Records excerpted from a collection

● ● ● ●

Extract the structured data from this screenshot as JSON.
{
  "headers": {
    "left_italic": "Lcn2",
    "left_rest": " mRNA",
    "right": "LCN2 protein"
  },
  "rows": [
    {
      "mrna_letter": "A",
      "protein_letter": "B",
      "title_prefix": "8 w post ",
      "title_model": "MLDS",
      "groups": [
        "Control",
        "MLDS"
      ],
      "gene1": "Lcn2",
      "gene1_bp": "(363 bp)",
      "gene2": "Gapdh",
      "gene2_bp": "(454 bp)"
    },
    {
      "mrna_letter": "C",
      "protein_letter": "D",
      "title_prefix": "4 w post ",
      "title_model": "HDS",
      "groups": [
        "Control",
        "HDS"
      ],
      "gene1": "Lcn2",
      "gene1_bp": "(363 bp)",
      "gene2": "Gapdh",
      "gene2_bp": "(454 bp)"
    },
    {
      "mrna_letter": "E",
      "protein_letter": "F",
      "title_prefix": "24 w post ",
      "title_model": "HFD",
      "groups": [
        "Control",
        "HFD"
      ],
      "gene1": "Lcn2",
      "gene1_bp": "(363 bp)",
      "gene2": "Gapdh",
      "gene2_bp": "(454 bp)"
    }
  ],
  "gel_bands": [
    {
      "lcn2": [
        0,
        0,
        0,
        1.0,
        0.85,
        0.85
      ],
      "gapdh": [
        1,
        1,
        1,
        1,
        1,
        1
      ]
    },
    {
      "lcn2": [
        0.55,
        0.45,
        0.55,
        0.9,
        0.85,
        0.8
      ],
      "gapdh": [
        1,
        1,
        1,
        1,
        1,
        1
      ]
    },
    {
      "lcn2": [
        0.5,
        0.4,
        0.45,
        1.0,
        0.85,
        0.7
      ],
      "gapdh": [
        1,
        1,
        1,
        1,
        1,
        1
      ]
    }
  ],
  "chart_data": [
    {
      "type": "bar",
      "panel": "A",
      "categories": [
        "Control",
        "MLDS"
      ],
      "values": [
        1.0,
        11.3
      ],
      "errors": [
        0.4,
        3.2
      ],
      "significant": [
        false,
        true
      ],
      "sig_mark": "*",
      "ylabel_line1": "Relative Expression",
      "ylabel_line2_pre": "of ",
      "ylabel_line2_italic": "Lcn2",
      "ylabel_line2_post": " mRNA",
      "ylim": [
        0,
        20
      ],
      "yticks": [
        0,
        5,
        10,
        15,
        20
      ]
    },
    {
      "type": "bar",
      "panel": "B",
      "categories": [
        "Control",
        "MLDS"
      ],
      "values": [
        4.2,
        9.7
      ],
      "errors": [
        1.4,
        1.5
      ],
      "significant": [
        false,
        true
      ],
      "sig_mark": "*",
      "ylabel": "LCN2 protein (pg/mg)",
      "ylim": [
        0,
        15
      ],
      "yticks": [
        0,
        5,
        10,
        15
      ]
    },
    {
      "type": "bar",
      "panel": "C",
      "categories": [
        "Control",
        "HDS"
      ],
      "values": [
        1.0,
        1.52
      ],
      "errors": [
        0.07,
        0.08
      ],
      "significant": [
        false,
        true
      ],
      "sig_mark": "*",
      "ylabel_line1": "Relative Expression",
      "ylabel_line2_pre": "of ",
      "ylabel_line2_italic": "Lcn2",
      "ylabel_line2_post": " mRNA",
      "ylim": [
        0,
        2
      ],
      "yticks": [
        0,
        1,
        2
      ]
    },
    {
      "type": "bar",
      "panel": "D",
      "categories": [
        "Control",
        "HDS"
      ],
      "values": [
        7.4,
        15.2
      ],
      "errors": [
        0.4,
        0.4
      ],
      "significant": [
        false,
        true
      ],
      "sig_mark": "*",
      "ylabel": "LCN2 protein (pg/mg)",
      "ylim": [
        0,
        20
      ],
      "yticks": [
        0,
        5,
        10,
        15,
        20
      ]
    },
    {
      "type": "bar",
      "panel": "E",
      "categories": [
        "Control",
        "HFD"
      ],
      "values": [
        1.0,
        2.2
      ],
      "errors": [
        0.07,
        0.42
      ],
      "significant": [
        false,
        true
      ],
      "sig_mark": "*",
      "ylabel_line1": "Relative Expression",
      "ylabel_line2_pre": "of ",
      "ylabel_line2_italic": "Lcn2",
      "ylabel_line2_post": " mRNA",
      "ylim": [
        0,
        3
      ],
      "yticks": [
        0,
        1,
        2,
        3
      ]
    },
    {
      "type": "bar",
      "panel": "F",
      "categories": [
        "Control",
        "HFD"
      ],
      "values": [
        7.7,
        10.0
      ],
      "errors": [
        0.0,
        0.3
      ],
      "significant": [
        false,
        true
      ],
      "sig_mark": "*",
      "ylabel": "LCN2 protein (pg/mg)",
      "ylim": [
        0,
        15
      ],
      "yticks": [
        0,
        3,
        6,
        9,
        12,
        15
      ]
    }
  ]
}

● ● ● ●

:: Your assignment ::
Exactly as they appear above, the records are to be transcribed in full.

:: Problem solution ::
Extract the structured data from this screenshot as JSON.
{
  "headers": {
    "left_italic": "Lcn2",
    "left_rest": " mRNA",
    "right": "LCN2 protein"
  },
  "rows": [
    {
      "mrna_letter": "A",
      "protein_letter": "B",
      "title_prefix": "8 w post ",
      "title_model": "MLDS",
      "groups": [
        "Control",
        "MLDS"
      ],
      "gene1": "Lcn2",
      "gene1_bp": "(363 bp)",
      "gene2": "Gapdh",
      "gene2_bp": "(454 bp)"
    },
    {
      "mrna_letter": "C",
      "protein_letter": "D",
      "title_prefix": "4 w post ",
      "title_model": "HDS",
      "groups": [
        "Control",
        "HDS"
      ],
      "gene1": "Lcn2",
      "gene1_bp": "(363 bp)",
      "gene2": "Gapdh",
      "gene2_bp": "(454 bp)"
    },
    {
      "mrna_letter": "E",
      "protein_letter": "F",
      "title_prefix": "24 w post ",
      "title_model": "HFD",
      "groups": [
        "Control",
        "HFD"
      ],
      "gene1": "Lcn2",
      "gene1_bp": "(363 bp)",
      "gene2": "Gapdh",
      "gene2_bp": "(454 bp)"
    }
  ],
  "gel_bands": [
    {
      "lcn2": [
        0,
        0,
        0,
        1.0,
        0.85,
        0.85
      ],
      "gapdh": [
        1,
        1,
        1,
        1,
        1,
        1
      ]
    },
    {
      "lcn2": [
        0.55,
        0.45,
        0.55,
        0.9,
        0.85,
        0.8
      ],
      "gapdh": [
        1,
        1,
        1,
        1,
        1,
        1
      ]
    },
    {
      "lcn2": [
        0.5,
        0.4,
        0.45,
        1.0,
        0.85,
        0.7
      ],
      "gapdh": [
        1,
        1,
        1,
        1,
        1,
        1
      ]
    }
  ],
  "chart_data": [
    {
      "type": "bar",
      "panel": "A",
      "categories": [
        "Control",
        "MLDS"
      ],
      "values": [
        1.0,
        11.3
      ],
      "errors": [
        0.4,
        3.2
      ],
      "significant": [
        false,
        true
      ],
      "sig_mark": "*",
      "ylabel_line1": "Relative Expression",
      "ylabel_line2_pre": "of ",
      "ylabel_line2_italic": "Lcn2",
      "ylabel_line2_post": " mRNA",
      "ylim": [
        0,
        20
      ],
      "yticks": [
        0,
        5,
        10,
        15,
        20
      ]
    },
    {
      "type": "bar",
      "panel": "B",
      "categories": [
        "Control",
        "MLDS"
      ],
      "values": [
        4.2,
        9.7
      ],
      "errors": [
        1.4,
        1.5
      ],
      "significant": [
        false,
        true
      ],
      "sig_mark": "*",
      "ylabel": "LCN2 protein (pg/mg)",
      "ylim": [
        0,
        15
      ],
      "yticks": [
        0,
        5,
        10,
        15
      ]
    },
    {
      "type": "bar",
      "panel": "C",
      "categories": [
        "Control",
        "HDS"
      ],
      "values": [
        1.0,
        1.52
      ],
      "errors": [
        0.07,
        0.08
      ],
      "significant": [
        false,
        true
      ],
      "sig_mark": "*",
      "ylabel_line1": "Relative Expression",
      "ylabel_line2_pre": "of ",
      "ylabel_line2_italic": "Lcn2",
      "ylabel_line2_post": " mRNA",
      "ylim": [
        0,
        2
      ],
      "yticks": [
        0,
        1,
        2
      ]
    },
    {
      "type": "bar",
      "panel": "D",
      "categories": [
        "Control",
        "HDS"
      ],
      "values": [
        7.4,
        15.2
      ],
      "errors": [
        0.4,
        0.4
      ],
      "significant": [
        false,
        true
      ],
      "sig_mark": "*",
      "ylabel": "LCN2 protein (pg/mg)",
      "ylim": [
        0,
        20
      ],
      "yticks": [
        0,
        5,
        10,
        15,
        20
      ]
    },
    {
      "type": "bar",
      "panel": "E",
      "categories": [
        "Control",
        "HFD"
      ],
      "values": [
        1.0,
        2.2
      ],
      "errors": [
        0.07,
        0.42
      ],
      "significant": [
        false,
        true
      ],
      "sig_mark": "*",
      "ylabel_line1": "Relative Expression",
      "ylabel_line2_pre": "of ",
      "ylabel_line2_italic": "Lcn2",
      "ylabel_line2_post": " mRNA",
      "ylim": [
        0,
        3
      ],
      "yticks": [
        0,
        1,
        2,
        3
      ]
    },
    {
      "type": "bar",
      "panel": "F",
      "categories": [
        "Control",
        "HFD"
      ],
      "values": [
        7.7,
        10.0
      ],
      "errors": [
        0.0,
        0.3
      ],
      "significant": [
        false,
        true
      ],
      "sig_mark": "*",
      "ylabel": "LCN2 protein (pg/mg)",
      "ylim": [
        0,
        15
      ],
      "yticks": [
        0,
        3,
        6,
        9,
        12,
        15
      ]
    }
  ]
}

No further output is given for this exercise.